- _What is being asked_: Below are some records. Say in a single number how many of their lines include the word "argument".

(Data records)
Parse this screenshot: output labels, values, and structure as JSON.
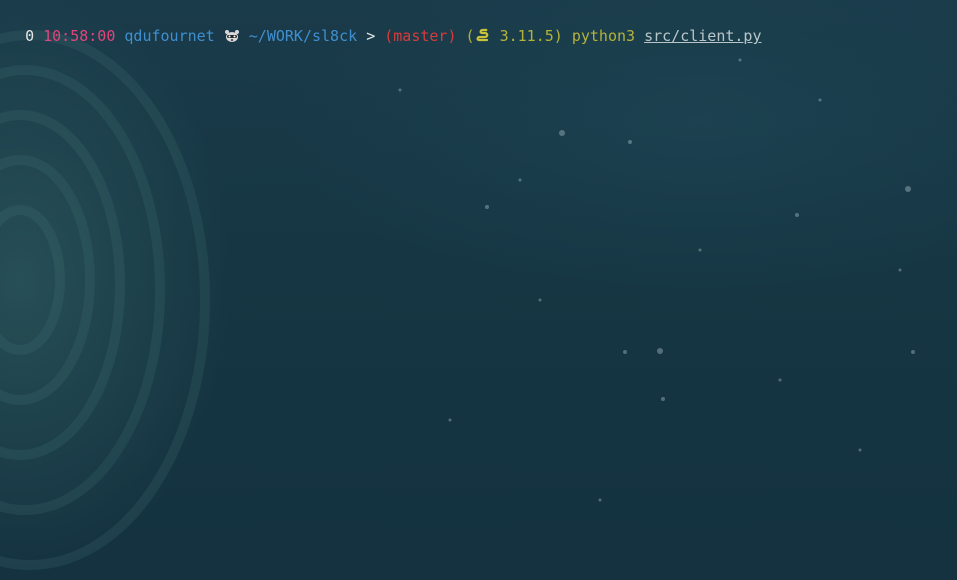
{
  "prompt": {
    "index": "0",
    "time": "10:58:00",
    "user": "qdufournet",
    "host_icon": "raccoon-icon",
    "path": "~/WORK/sl8ck",
    "separator": ">",
    "branch": "(master)",
    "python_open": "(",
    "python_icon": "python-snake-icon",
    "python_version": "3.11.5)",
    "command": "python3",
    "argument": "src/client.py"
  },
  "colors": {
    "background": "#163844",
    "time": "#e0457b",
    "user_path": "#3f8fd0",
    "branch": "#d93a3a",
    "python": "#b5b23a",
    "argument": "#b9c6c9"
  }
}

- _Solution to this problem_: 2